• **Records to process**
::::::
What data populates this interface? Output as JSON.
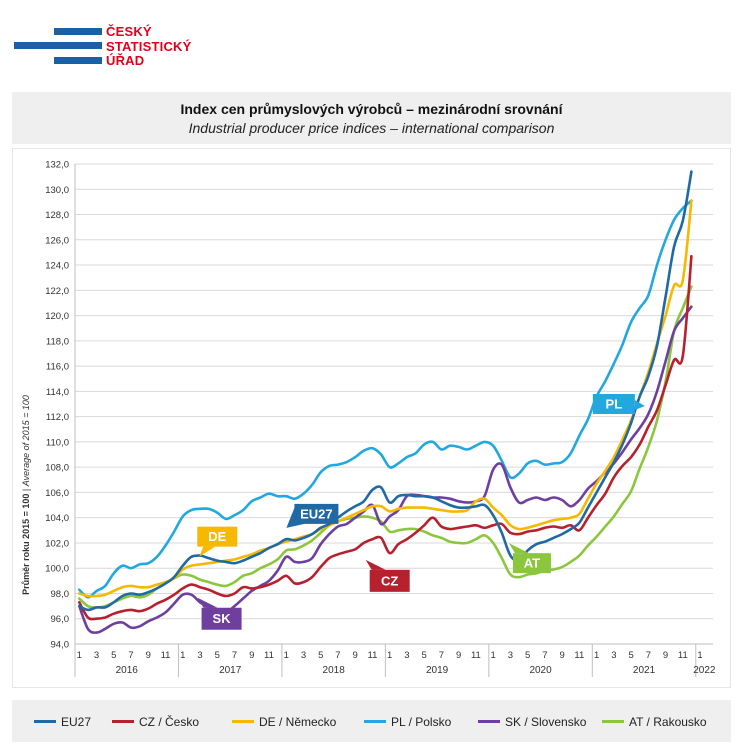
{
  "logo": {
    "line1": "ČESKÝ",
    "line2": "STATISTICKÝ",
    "line3": "ÚŘAD",
    "color_text": "#e2001a",
    "color_bars": "#1b5fa5"
  },
  "chart_data": {
    "type": "line",
    "title": "Index cen průmyslových výrobců – mezinárodní srovnání",
    "subtitle": "Industrial producer price indices – international comparison",
    "ylabel": "Průměr roku 2015 = 100",
    "ylabel_en": "Average of 2015 = 100",
    "ylabel_sep": " | ",
    "ylim": [
      94,
      132
    ],
    "yticks": [
      94,
      96,
      98,
      100,
      102,
      104,
      106,
      108,
      110,
      112,
      114,
      116,
      118,
      120,
      122,
      124,
      126,
      128,
      130,
      132
    ],
    "yticks_labels": [
      "94,0",
      "96,0",
      "98,0",
      "100,0",
      "102,0",
      "104,0",
      "106,0",
      "108,0",
      "110,0",
      "112,0",
      "114,0",
      "116,0",
      "118,0",
      "120,0",
      "122,0",
      "124,0",
      "126,0",
      "128,0",
      "130,0",
      "132,0"
    ],
    "month_ticks": [
      "1",
      "3",
      "5",
      "7",
      "9",
      "11"
    ],
    "years": [
      "2016",
      "2017",
      "2018",
      "2019",
      "2020",
      "2021",
      "2022"
    ],
    "x_start": "2016-01",
    "grid": "horizontal",
    "legend_position": "bottom",
    "series": [
      {
        "name": "EU27",
        "legend": "EU27",
        "color": "#1f6aa5",
        "values": [
          97.0,
          96.7,
          96.9,
          96.9,
          97.3,
          97.8,
          98.0,
          97.9,
          98.1,
          98.4,
          98.8,
          99.3,
          100.2,
          100.9,
          101.0,
          100.8,
          100.6,
          100.5,
          100.4,
          100.6,
          100.9,
          101.2,
          101.6,
          101.9,
          102.3,
          102.2,
          102.4,
          102.7,
          103.2,
          103.5,
          104.0,
          104.5,
          104.9,
          105.3,
          106.2,
          106.4,
          105.2,
          105.7,
          105.8,
          105.7,
          105.7,
          105.6,
          105.3,
          105.0,
          104.8,
          104.8,
          104.9,
          105.0,
          104.2,
          102.8,
          101.0,
          100.6,
          101.4,
          101.9,
          102.1,
          102.4,
          102.7,
          103.1,
          103.6,
          104.8,
          106.0,
          107.2,
          108.4,
          109.8,
          111.5,
          113.6,
          115.2,
          117.6,
          121.5,
          125.5,
          127.5,
          131.4
        ]
      },
      {
        "name": "CZ / Česko",
        "legend": "CZ / Česko",
        "color": "#b7212d",
        "values": [
          97.3,
          96.1,
          96.0,
          96.1,
          96.4,
          96.6,
          96.7,
          96.6,
          96.8,
          97.2,
          97.5,
          97.9,
          98.4,
          98.7,
          98.5,
          98.3,
          98.0,
          97.8,
          98.0,
          98.5,
          98.4,
          98.5,
          98.7,
          99.0,
          99.4,
          98.8,
          98.9,
          99.3,
          100.1,
          100.8,
          101.1,
          101.3,
          101.5,
          102.0,
          102.3,
          102.4,
          101.2,
          101.9,
          102.3,
          102.8,
          103.4,
          104.0,
          103.3,
          103.1,
          103.2,
          103.3,
          103.4,
          103.2,
          103.4,
          103.5,
          102.8,
          102.7,
          102.9,
          103.0,
          103.2,
          103.3,
          103.2,
          103.4,
          103.0,
          104.0,
          105.0,
          105.9,
          107.2,
          108.1,
          108.8,
          109.8,
          111.2,
          112.5,
          114.5,
          116.5,
          116.8,
          124.7
        ]
      },
      {
        "name": "DE / Německo",
        "legend": "DE / Německo",
        "color": "#f7b900",
        "values": [
          98.0,
          97.8,
          97.8,
          97.9,
          98.2,
          98.5,
          98.6,
          98.5,
          98.5,
          98.7,
          98.9,
          99.2,
          99.9,
          100.2,
          100.3,
          100.4,
          100.5,
          100.6,
          100.7,
          100.9,
          101.1,
          101.4,
          101.6,
          101.9,
          102.1,
          102.3,
          102.5,
          102.7,
          103.1,
          103.4,
          103.7,
          104.0,
          104.3,
          104.6,
          104.9,
          104.9,
          104.5,
          104.7,
          104.8,
          104.8,
          104.8,
          104.7,
          104.6,
          104.5,
          104.5,
          104.6,
          105.3,
          105.5,
          104.8,
          104.2,
          103.4,
          103.1,
          103.2,
          103.4,
          103.6,
          103.8,
          103.9,
          104.0,
          104.3,
          105.5,
          106.7,
          107.7,
          108.8,
          110.2,
          111.7,
          113.6,
          115.5,
          117.8,
          120.0,
          122.4,
          122.8,
          129.1
        ]
      },
      {
        "name": "PL / Polsko",
        "legend": "PL / Polsko",
        "color": "#22a8de",
        "values": [
          98.3,
          97.7,
          98.2,
          98.6,
          99.6,
          100.2,
          100.0,
          100.3,
          100.4,
          100.9,
          101.8,
          102.9,
          104.1,
          104.6,
          104.7,
          104.7,
          104.4,
          103.9,
          104.2,
          104.6,
          105.3,
          105.6,
          105.9,
          105.7,
          105.7,
          105.5,
          105.9,
          106.6,
          107.6,
          108.1,
          108.2,
          108.4,
          108.8,
          109.3,
          109.5,
          109.0,
          108.0,
          108.3,
          108.8,
          109.1,
          109.8,
          110.0,
          109.4,
          109.7,
          109.6,
          109.4,
          109.7,
          110.0,
          109.7,
          108.5,
          107.2,
          107.5,
          108.3,
          108.5,
          108.2,
          108.3,
          108.4,
          109.1,
          110.5,
          111.8,
          113.6,
          114.8,
          116.2,
          117.7,
          119.5,
          120.6,
          121.6,
          124.0,
          126.0,
          127.6,
          128.5,
          129.1
        ]
      },
      {
        "name": "SK / Slovensko",
        "legend": "SK / Slovensko",
        "color": "#6f3fa0",
        "values": [
          97.0,
          95.2,
          94.9,
          95.2,
          95.6,
          95.7,
          95.3,
          95.4,
          95.8,
          96.1,
          96.5,
          97.2,
          97.9,
          97.9,
          97.3,
          96.9,
          96.7,
          96.5,
          97.0,
          97.6,
          98.2,
          98.6,
          99.0,
          99.8,
          100.9,
          100.5,
          100.5,
          100.8,
          101.9,
          102.7,
          103.3,
          103.5,
          104.0,
          104.5,
          105.0,
          103.5,
          104.1,
          104.6,
          105.7,
          105.8,
          105.7,
          105.6,
          105.6,
          105.5,
          105.3,
          105.2,
          105.3,
          105.7,
          107.8,
          108.2,
          106.4,
          105.2,
          105.4,
          105.6,
          105.4,
          105.6,
          105.4,
          104.9,
          105.4,
          106.3,
          106.9,
          107.6,
          108.3,
          109.2,
          110.2,
          111.1,
          112.2,
          114.0,
          116.4,
          118.8,
          119.8,
          120.7
        ]
      },
      {
        "name": "AT / Rakousko",
        "legend": "AT / Rakousko",
        "color": "#8cc63f",
        "values": [
          97.6,
          97.0,
          96.9,
          97.0,
          97.3,
          97.6,
          97.8,
          97.7,
          97.9,
          98.4,
          98.8,
          99.2,
          99.5,
          99.4,
          99.1,
          98.9,
          98.7,
          98.6,
          98.9,
          99.4,
          99.6,
          100.0,
          100.3,
          100.7,
          101.4,
          101.5,
          101.8,
          102.2,
          102.8,
          103.4,
          103.7,
          103.9,
          104.0,
          104.1,
          104.0,
          103.7,
          102.9,
          103.0,
          103.1,
          103.1,
          102.9,
          102.6,
          102.4,
          102.1,
          102.0,
          102.0,
          102.3,
          102.6,
          102.0,
          100.8,
          99.5,
          99.3,
          99.5,
          99.6,
          99.8,
          99.9,
          100.1,
          100.5,
          101.0,
          101.8,
          102.5,
          103.3,
          104.1,
          105.1,
          106.1,
          107.9,
          109.6,
          111.7,
          114.8,
          118.8,
          120.6,
          122.3
        ]
      }
    ]
  },
  "callouts": {
    "eu27": "EU27",
    "de": "DE",
    "pl": "PL",
    "cz": "CZ",
    "sk": "SK",
    "at": "AT"
  }
}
::::::
• **Exercise requirements**
Lines containing the string "Slovensko" are to be selected and copied.

• **Task result**
        "name": "SK / Slovensko",
        "legend": "SK / Slovensko",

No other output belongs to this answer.